→ **Brief**
Copy each line of the records that contains the word "Departures".

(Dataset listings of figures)
+--
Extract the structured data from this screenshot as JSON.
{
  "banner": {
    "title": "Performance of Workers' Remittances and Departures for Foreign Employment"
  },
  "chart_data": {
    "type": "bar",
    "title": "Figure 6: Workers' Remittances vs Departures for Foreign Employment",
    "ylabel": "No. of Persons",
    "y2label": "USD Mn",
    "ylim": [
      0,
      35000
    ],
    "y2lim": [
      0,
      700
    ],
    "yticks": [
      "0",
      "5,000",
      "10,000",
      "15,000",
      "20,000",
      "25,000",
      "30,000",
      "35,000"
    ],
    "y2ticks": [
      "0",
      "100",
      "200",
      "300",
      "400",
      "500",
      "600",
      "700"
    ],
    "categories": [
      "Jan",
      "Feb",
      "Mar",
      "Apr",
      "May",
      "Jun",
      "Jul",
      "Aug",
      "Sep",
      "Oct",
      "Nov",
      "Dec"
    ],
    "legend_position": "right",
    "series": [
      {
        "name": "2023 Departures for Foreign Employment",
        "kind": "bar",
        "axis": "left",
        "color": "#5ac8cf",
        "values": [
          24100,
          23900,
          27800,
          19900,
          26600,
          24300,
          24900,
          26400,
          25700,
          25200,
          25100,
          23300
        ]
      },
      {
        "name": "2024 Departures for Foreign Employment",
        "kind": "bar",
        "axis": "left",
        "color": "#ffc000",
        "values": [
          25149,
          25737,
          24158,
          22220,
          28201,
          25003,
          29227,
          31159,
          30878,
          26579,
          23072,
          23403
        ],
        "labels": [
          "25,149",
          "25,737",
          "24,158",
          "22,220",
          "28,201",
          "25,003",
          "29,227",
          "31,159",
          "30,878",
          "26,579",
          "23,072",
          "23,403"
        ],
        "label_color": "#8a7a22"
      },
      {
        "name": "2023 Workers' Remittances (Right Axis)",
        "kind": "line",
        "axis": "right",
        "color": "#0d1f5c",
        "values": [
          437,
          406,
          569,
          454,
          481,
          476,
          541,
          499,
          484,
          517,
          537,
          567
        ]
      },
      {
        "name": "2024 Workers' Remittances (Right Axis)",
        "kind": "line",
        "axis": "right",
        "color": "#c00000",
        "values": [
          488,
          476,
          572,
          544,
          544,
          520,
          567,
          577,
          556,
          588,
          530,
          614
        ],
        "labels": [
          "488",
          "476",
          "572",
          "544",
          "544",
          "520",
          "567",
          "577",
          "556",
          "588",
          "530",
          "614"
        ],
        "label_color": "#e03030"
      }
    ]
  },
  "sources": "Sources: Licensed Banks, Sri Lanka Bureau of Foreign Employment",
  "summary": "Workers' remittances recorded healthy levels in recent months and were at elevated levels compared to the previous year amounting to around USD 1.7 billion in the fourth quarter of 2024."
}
+--
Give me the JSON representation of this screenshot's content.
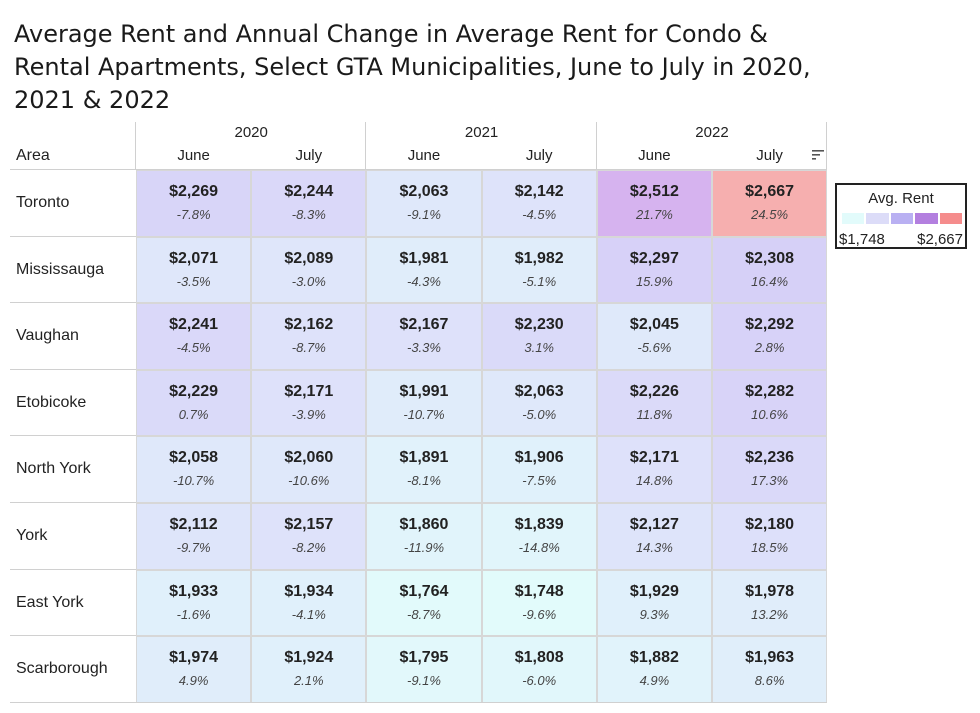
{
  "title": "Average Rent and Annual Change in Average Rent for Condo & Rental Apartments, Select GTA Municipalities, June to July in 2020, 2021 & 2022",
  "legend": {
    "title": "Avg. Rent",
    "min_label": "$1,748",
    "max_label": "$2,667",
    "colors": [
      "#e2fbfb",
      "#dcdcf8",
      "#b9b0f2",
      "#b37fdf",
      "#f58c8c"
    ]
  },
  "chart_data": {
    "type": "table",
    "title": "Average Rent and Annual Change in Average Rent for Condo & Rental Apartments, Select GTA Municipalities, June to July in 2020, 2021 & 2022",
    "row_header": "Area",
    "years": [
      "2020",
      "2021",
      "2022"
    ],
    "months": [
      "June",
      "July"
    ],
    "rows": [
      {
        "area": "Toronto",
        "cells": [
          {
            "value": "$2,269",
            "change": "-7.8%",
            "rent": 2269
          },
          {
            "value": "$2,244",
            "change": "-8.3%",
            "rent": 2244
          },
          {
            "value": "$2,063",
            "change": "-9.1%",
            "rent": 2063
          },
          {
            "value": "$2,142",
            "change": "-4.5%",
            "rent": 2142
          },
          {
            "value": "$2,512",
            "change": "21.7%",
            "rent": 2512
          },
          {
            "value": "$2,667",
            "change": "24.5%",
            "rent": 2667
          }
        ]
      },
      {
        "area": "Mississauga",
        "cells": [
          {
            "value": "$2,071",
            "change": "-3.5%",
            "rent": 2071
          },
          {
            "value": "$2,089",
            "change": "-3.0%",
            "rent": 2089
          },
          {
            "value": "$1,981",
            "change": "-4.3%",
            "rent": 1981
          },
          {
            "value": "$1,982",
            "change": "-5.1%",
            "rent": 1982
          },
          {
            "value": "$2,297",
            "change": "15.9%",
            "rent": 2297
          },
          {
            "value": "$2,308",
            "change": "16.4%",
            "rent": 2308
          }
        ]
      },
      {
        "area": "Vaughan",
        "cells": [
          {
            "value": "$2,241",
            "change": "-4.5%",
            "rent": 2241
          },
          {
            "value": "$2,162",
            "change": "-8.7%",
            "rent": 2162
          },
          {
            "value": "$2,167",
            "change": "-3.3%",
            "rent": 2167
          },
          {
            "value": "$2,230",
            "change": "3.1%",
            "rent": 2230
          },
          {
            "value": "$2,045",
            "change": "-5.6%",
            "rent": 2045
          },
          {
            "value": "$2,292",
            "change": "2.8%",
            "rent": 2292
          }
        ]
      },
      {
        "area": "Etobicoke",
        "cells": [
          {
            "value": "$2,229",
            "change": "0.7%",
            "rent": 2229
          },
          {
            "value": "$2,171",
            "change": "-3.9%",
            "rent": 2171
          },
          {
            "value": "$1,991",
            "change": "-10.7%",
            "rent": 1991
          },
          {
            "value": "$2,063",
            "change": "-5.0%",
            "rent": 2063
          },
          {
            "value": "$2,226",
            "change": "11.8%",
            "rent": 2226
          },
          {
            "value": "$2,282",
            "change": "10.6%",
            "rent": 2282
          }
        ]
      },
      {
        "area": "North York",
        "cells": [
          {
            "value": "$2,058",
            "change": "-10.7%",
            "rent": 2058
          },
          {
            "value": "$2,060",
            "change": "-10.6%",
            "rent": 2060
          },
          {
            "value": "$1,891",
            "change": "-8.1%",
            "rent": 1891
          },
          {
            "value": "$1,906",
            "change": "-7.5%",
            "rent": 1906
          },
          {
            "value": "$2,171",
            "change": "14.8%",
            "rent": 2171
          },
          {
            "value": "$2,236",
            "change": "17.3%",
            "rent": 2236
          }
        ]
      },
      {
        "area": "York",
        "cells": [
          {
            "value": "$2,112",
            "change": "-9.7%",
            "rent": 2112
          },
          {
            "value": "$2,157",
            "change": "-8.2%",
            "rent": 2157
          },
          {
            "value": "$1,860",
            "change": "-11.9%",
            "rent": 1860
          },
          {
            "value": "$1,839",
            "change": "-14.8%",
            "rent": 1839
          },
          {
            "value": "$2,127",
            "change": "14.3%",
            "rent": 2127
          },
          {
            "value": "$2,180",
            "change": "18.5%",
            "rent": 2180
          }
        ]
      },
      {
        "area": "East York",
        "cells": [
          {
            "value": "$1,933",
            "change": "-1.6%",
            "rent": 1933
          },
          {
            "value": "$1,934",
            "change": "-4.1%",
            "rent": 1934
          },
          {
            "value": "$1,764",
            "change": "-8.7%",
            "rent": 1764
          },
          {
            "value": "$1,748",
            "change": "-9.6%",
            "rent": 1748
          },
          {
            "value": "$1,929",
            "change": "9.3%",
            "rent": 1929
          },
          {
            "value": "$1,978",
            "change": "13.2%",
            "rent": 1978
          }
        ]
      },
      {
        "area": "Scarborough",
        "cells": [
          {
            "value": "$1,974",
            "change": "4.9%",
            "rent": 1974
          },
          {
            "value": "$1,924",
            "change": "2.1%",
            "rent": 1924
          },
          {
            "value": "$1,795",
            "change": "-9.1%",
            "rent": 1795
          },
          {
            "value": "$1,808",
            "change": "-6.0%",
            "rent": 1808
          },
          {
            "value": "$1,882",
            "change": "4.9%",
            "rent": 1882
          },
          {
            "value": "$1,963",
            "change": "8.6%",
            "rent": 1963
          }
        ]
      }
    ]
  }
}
+--
→ **Solution to this task**
    "title": "Performance of Workers' Remittances and Departures for Foreign Employment"
    "title": "Figure 6: Workers' Remittances vs Departures for Foreign Employment",
        "name": "2023 Departures for Foreign Employment",
        "name": "2024 Departures for Foreign Employment",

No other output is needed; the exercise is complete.